Ebert on O’Hehir’s ‘Conspiracy Theory’ About the Christian Director of ‘Secretariat’

Posted on October 8, 2010 at 7:36 am

Roger Ebert has a superb rebuttal to Andrew O’Hehir’s review of “Secretariat” in Salon. Ebert is careful to say that he respects O’Hehir but that this review goes far beyond the usual disagreements about taste and aesthetics. O’Hehir read into the film a political and religious agenda that cannot be supported, simply because the director is a Christian.

Andrew O’Hehir of Salon is a critic I admire, but he has nevertheless written a review of “Secretariat” so bizarre I cannot allow it to pass unnoticed. I don’t find anywhere in “Secretariat” the ideology he discovers there. In its reasoning, his review resembles a fevered conspiracy theory.

O’Hehir criticizes the film for omitting other events of the era though an important plot element concerns the main character’s support for her daughter’s protest of the Vietnam War and a theme of the film is her struggle against the sexism of the time. He actually calls the film “a work of creepy, half-hilarious master-race propaganda almost worthy of Leni Riefenstahl” and brings in references not just to Nazis but to the Klu Klux Klan and to the Tea Party and Glenn Beck.
::::::::
• **REQUIRED TASK 1**
According to the post about Ebert's rebuttal, in which publication did Andrew O'Hehir's review of "Secretariat" appear?
::::::::
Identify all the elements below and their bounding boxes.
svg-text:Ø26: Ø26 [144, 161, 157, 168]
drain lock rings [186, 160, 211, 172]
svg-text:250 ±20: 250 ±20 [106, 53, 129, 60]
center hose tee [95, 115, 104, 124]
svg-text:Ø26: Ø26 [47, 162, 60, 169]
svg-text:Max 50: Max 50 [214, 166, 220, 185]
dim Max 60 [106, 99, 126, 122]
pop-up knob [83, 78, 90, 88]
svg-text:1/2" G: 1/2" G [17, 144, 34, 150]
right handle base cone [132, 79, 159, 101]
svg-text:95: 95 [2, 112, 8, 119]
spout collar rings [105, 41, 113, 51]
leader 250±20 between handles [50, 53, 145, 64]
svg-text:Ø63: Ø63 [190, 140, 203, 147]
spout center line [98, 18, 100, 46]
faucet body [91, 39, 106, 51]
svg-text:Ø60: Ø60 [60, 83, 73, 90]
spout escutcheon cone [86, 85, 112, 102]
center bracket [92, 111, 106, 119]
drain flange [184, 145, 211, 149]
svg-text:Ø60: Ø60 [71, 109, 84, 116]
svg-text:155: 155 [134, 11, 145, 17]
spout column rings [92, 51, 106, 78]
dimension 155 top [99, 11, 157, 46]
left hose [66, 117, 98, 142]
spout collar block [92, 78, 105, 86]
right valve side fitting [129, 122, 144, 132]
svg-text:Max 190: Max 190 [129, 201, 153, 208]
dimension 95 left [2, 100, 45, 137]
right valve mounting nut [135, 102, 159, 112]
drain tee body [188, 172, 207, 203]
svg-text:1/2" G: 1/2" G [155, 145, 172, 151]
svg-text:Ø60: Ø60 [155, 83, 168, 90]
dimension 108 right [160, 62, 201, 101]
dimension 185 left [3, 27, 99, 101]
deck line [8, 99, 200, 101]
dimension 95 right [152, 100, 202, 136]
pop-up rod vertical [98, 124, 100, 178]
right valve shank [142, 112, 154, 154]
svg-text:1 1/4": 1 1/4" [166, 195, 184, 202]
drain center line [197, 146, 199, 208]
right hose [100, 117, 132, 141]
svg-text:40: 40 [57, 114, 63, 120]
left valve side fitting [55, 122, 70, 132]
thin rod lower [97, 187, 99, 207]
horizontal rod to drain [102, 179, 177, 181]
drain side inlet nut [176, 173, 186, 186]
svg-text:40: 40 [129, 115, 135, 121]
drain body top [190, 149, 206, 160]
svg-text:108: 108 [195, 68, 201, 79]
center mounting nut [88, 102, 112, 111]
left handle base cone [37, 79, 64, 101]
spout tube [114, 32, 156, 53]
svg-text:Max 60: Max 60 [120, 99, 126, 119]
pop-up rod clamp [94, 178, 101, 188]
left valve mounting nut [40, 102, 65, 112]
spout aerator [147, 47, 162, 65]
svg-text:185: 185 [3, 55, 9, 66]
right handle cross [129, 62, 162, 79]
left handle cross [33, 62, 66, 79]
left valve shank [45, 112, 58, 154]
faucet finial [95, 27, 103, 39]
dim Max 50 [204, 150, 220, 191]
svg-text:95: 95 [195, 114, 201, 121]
::::::::
• **REQUIRED TASK 2**
Pull out every line in the entries that contains the string "rings", matching case exactly.

• **FULL ANSWER 1**
Salon.

• **FULL ANSWER 2**
drain lock rings [186, 160, 211, 172]
spout collar rings [105, 41, 113, 51]
spout column rings [92, 51, 106, 78]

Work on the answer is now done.